(Stored entries)
- - - -

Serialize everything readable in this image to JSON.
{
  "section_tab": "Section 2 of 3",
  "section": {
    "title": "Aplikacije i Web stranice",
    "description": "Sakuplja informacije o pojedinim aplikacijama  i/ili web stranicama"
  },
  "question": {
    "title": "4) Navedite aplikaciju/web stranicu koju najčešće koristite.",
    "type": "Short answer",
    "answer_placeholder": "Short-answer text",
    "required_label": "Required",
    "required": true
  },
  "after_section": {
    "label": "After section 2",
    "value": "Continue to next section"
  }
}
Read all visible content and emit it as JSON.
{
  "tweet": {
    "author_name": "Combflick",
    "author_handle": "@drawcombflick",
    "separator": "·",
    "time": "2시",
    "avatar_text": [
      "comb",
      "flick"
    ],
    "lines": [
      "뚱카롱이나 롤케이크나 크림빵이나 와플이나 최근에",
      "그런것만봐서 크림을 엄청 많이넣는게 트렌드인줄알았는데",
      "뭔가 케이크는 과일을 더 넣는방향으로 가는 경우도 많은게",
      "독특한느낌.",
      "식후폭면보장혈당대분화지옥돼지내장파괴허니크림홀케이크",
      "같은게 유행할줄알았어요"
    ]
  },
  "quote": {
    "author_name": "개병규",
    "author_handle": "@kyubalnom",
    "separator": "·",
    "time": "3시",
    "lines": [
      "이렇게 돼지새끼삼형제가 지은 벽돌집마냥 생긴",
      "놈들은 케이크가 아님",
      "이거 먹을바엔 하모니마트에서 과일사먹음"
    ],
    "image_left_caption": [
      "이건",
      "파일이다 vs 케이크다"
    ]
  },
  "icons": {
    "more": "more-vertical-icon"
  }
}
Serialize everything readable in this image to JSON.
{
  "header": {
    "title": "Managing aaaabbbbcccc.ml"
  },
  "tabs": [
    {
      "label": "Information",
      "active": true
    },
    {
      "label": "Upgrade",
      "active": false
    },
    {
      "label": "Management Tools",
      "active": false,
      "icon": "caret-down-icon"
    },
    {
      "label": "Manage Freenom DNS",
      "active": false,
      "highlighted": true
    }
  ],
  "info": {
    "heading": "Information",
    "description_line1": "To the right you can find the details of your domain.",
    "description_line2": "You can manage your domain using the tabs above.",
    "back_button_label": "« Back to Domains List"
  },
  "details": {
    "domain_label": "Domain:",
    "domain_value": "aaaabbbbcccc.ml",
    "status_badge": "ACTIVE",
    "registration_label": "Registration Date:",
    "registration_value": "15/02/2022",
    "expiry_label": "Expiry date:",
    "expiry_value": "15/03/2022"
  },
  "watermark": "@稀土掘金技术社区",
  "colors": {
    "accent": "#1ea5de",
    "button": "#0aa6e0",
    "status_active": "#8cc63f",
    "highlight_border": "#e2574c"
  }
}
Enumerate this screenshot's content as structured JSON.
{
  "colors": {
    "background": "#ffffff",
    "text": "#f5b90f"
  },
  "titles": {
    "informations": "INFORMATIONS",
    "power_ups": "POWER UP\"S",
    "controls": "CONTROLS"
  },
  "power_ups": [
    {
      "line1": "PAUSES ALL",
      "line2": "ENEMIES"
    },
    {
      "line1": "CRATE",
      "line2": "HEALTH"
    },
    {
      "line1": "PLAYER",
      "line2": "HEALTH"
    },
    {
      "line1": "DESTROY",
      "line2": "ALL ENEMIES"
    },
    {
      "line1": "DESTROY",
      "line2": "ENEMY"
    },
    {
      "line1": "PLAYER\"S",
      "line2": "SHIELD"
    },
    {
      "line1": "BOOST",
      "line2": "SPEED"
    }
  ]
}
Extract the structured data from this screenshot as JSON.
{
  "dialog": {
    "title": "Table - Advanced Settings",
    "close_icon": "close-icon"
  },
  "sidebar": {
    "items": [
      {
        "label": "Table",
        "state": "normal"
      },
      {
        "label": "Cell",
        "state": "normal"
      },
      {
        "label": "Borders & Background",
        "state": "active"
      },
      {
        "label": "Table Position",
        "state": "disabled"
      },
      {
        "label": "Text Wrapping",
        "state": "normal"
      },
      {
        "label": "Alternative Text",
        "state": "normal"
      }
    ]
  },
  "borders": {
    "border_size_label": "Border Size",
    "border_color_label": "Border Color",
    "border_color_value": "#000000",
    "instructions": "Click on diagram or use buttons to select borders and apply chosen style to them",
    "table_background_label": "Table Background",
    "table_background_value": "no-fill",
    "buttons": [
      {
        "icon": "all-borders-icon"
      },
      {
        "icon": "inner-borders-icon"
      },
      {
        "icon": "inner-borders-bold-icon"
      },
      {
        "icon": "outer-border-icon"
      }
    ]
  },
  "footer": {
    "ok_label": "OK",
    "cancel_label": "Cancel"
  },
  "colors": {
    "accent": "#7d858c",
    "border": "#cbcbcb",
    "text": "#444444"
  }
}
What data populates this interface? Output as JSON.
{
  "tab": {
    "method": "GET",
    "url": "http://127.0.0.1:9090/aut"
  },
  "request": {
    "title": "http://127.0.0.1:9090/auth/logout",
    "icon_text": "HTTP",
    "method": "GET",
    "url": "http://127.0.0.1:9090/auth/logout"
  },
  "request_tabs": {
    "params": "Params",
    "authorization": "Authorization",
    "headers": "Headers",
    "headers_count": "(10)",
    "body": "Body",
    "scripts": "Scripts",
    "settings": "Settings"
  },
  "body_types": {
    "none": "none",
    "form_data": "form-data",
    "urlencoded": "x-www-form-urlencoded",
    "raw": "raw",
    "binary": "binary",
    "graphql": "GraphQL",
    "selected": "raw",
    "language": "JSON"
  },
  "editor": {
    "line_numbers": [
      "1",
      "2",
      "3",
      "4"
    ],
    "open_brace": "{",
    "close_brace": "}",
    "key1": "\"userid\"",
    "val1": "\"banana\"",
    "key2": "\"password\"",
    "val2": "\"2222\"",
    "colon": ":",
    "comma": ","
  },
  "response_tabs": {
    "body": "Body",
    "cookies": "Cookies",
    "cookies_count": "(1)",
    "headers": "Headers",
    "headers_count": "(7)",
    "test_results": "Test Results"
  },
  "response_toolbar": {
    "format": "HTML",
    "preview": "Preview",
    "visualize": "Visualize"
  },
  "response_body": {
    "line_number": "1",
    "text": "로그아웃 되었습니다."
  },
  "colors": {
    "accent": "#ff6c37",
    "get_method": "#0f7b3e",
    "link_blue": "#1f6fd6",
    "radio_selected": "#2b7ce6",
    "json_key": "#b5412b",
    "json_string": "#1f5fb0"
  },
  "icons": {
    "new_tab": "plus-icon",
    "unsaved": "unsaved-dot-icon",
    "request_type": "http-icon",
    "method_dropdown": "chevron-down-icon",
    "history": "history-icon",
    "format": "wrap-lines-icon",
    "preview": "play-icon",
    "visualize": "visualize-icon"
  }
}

- - - -

• SET TASK: Copy all the lines, exactly.

• RESULT BELOW:
Serialize everything readable in this image to JSON.
{
  "section_tab": "Section 2 of 3",
  "section": {
    "title": "Aplikacije i Web stranice",
    "description": "Sakuplja informacije o pojedinim aplikacijama  i/ili web stranicama"
  },
  "question": {
    "title": "4) Navedite aplikaciju/web stranicu koju najčešće koristite.",
    "type": "Short answer",
    "answer_placeholder": "Short-answer text",
    "required_label": "Required",
    "required": true
  },
  "after_section": {
    "label": "After section 2",
    "value": "Continue to next section"
  }
}
Read all visible content and emit it as JSON.
{
  "tweet": {
    "author_name": "Combflick",
    "author_handle": "@drawcombflick",
    "separator": "·",
    "time": "2시",
    "avatar_text": [
      "comb",
      "flick"
    ],
    "lines": [
      "뚱카롱이나 롤케이크나 크림빵이나 와플이나 최근에",
      "그런것만봐서 크림을 엄청 많이넣는게 트렌드인줄알았는데",
      "뭔가 케이크는 과일을 더 넣는방향으로 가는 경우도 많은게",
      "독특한느낌.",
      "식후폭면보장혈당대분화지옥돼지내장파괴허니크림홀케이크",
      "같은게 유행할줄알았어요"
    ]
  },
  "quote": {
    "author_name": "개병규",
    "author_handle": "@kyubalnom",
    "separator": "·",
    "time": "3시",
    "lines": [
      "이렇게 돼지새끼삼형제가 지은 벽돌집마냥 생긴",
      "놈들은 케이크가 아님",
      "이거 먹을바엔 하모니마트에서 과일사먹음"
    ],
    "image_left_caption": [
      "이건",
      "파일이다 vs 케이크다"
    ]
  },
  "icons": {
    "more": "more-vertical-icon"
  }
}
Serialize everything readable in this image to JSON.
{
  "header": {
    "title": "Managing aaaabbbbcccc.ml"
  },
  "tabs": [
    {
      "label": "Information",
      "active": true
    },
    {
      "label": "Upgrade",
      "active": false
    },
    {
      "label": "Management Tools",
      "active": false,
      "icon": "caret-down-icon"
    },
    {
      "label": "Manage Freenom DNS",
      "active": false,
      "highlighted": true
    }
  ],
  "info": {
    "heading": "Information",
    "description_line1": "To the right you can find the details of your domain.",
    "description_line2": "You can manage your domain using the tabs above.",
    "back_button_label": "« Back to Domains List"
  },
  "details": {
    "domain_label": "Domain:",
    "domain_value": "aaaabbbbcccc.ml",
    "status_badge": "ACTIVE",
    "registration_label": "Registration Date:",
    "registration_value": "15/02/2022",
    "expiry_label": "Expiry date:",
    "expiry_value": "15/03/2022"
  },
  "watermark": "@稀土掘金技术社区",
  "colors": {
    "accent": "#1ea5de",
    "button": "#0aa6e0",
    "status_active": "#8cc63f",
    "highlight_border": "#e2574c"
  }
}
Enumerate this screenshot's content as structured JSON.
{
  "colors": {
    "background": "#ffffff",
    "text": "#f5b90f"
  },
  "titles": {
    "informations": "INFORMATIONS",
    "power_ups": "POWER UP\"S",
    "controls": "CONTROLS"
  },
  "power_ups": [
    {
      "line1": "PAUSES ALL",
      "line2": "ENEMIES"
    },
    {
      "line1": "CRATE",
      "line2": "HEALTH"
    },
    {
      "line1": "PLAYER",
      "line2": "HEALTH"
    },
    {
      "line1": "DESTROY",
      "line2": "ALL ENEMIES"
    },
    {
      "line1": "DESTROY",
      "line2": "ENEMY"
    },
    {
      "line1": "PLAYER\"S",
      "line2": "SHIELD"
    },
    {
      "line1": "BOOST",
      "line2": "SPEED"
    }
  ]
}
Extract the structured data from this screenshot as JSON.
{
  "dialog": {
    "title": "Table - Advanced Settings",
    "close_icon": "close-icon"
  },
  "sidebar": {
    "items": [
      {
        "label": "Table",
        "state": "normal"
      },
      {
        "label": "Cell",
        "state": "normal"
      },
      {
        "label": "Borders & Background",
        "state": "active"
      },
      {
        "label": "Table Position",
        "state": "disabled"
      },
      {
        "label": "Text Wrapping",
        "state": "normal"
      },
      {
        "label": "Alternative Text",
        "state": "normal"
      }
    ]
  },
  "borders": {
    "border_size_label": "Border Size",
    "border_color_label": "Border Color",
    "border_color_value": "#000000",
    "instructions": "Click on diagram or use buttons to select borders and apply chosen style to them",
    "table_background_label": "Table Background",
    "table_background_value": "no-fill",
    "buttons": [
      {
        "icon": "all-borders-icon"
      },
      {
        "icon": "inner-borders-icon"
      },
      {
        "icon": "inner-borders-bold-icon"
      },
      {
        "icon": "outer-border-icon"
      }
    ]
  },
  "footer": {
    "ok_label": "OK",
    "cancel_label": "Cancel"
  },
  "colors": {
    "accent": "#7d858c",
    "border": "#cbcbcb",
    "text": "#444444"
  }
}
What data populates this interface? Output as JSON.
{
  "tab": {
    "method": "GET",
    "url": "http://127.0.0.1:9090/aut"
  },
  "request": {
    "title": "http://127.0.0.1:9090/auth/logout",
    "icon_text": "HTTP",
    "method": "GET",
    "url": "http://127.0.0.1:9090/auth/logout"
  },
  "request_tabs": {
    "params": "Params",
    "authorization": "Authorization",
    "headers": "Headers",
    "headers_count": "(10)",
    "body": "Body",
    "scripts": "Scripts",
    "settings": "Settings"
  },
  "body_types": {
    "none": "none",
    "form_data": "form-data",
    "urlencoded": "x-www-form-urlencoded",
    "raw": "raw",
    "binary": "binary",
    "graphql": "GraphQL",
    "selected": "raw",
    "language": "JSON"
  },
  "editor": {
    "line_numbers": [
      "1",
      "2",
      "3",
      "4"
    ],
    "open_brace": "{",
    "close_brace": "}",
    "key1": "\"userid\"",
    "val1": "\"banana\"",
    "key2": "\"password\"",
    "val2": "\"2222\"",
    "colon": ":",
    "comma": ","
  },
  "response_tabs": {
    "body": "Body",
    "cookies": "Cookies",
    "cookies_count": "(1)",
    "headers": "Headers",
    "headers_count": "(7)",
    "test_results": "Test Results"
  },
  "response_toolbar": {
    "format": "HTML",
    "preview": "Preview",
    "visualize": "Visualize"
  },
  "response_body": {
    "line_number": "1",
    "text": "로그아웃 되었습니다."
  },
  "colors": {
    "accent": "#ff6c37",
    "get_method": "#0f7b3e",
    "link_blue": "#1f6fd6",
    "radio_selected": "#2b7ce6",
    "json_key": "#b5412b",
    "json_string": "#1f5fb0"
  },
  "icons": {
    "new_tab": "plus-icon",
    "unsaved": "unsaved-dot-icon",
    "request_type": "http-icon",
    "method_dropdown": "chevron-down-icon",
    "history": "history-icon",
    "format": "wrap-lines-icon",
    "preview": "play-icon",
    "visualize": "visualize-icon"
  }
}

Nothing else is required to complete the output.